__Data records__:
—————

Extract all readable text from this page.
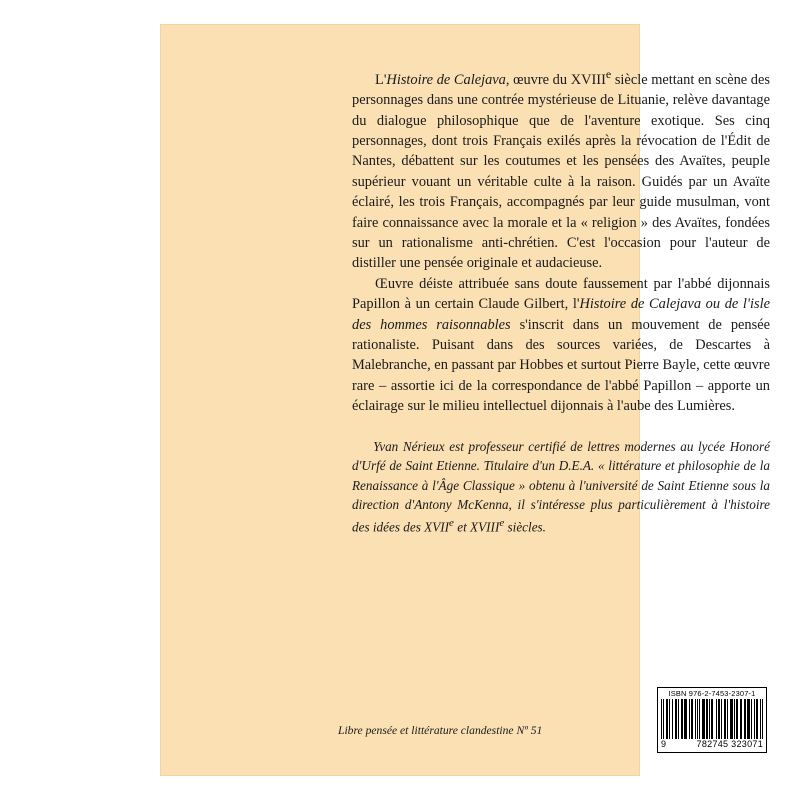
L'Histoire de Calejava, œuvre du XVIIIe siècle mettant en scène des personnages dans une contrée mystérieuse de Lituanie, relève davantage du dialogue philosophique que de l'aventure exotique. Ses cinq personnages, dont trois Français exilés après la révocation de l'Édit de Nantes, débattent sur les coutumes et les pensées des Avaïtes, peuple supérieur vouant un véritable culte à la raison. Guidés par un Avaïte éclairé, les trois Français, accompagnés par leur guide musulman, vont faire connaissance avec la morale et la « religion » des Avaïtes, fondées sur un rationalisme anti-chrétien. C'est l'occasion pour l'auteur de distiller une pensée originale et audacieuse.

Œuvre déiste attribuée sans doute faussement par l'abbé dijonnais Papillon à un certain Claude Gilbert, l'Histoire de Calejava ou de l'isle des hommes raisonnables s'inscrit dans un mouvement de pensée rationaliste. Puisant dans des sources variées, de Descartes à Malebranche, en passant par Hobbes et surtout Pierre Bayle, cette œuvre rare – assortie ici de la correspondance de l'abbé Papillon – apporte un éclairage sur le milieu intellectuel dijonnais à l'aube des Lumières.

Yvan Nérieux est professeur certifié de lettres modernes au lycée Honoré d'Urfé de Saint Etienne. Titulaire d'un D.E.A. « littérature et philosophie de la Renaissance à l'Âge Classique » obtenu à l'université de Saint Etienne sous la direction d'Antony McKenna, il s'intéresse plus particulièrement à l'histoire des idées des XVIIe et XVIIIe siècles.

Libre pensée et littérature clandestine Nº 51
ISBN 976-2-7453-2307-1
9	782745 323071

—————

__Written problem__: Omitting all images, retype each line of the records precisely.

__Written response__:
Extract all readable text from this page.
L'Histoire de Calejava, œuvre du XVIIIe siècle mettant en scène des personnages dans une contrée mystérieuse de Lituanie, relève davantage du dialogue philosophique que de l'aventure exotique. Ses cinq personnages, dont trois Français exilés après la révocation de l'Édit de Nantes, débattent sur les coutumes et les pensées des Avaïtes, peuple supérieur vouant un véritable culte à la raison. Guidés par un Avaïte éclairé, les trois Français, accompagnés par leur guide musulman, vont faire connaissance avec la morale et la « religion » des Avaïtes, fondées sur un rationalisme anti-chrétien. C'est l'occasion pour l'auteur de distiller une pensée originale et audacieuse.

Œuvre déiste attribuée sans doute faussement par l'abbé dijonnais Papillon à un certain Claude Gilbert, l'Histoire de Calejava ou de l'isle des hommes raisonnables s'inscrit dans un mouvement de pensée rationaliste. Puisant dans des sources variées, de Descartes à Malebranche, en passant par Hobbes et surtout Pierre Bayle, cette œuvre rare – assortie ici de la correspondance de l'abbé Papillon – apporte un éclairage sur le milieu intellectuel dijonnais à l'aube des Lumières.

Yvan Nérieux est professeur certifié de lettres modernes au lycée Honoré d'Urfé de Saint Etienne. Titulaire d'un D.E.A. « littérature et philosophie de la Renaissance à l'Âge Classique » obtenu à l'université de Saint Etienne sous la direction d'Antony McKenna, il s'intéresse plus particulièrement à l'histoire des idées des XVIIe et XVIIIe siècles.

Libre pensée et littérature clandestine Nº 51
ISBN 976-2-7453-2307-1
9	782745 323071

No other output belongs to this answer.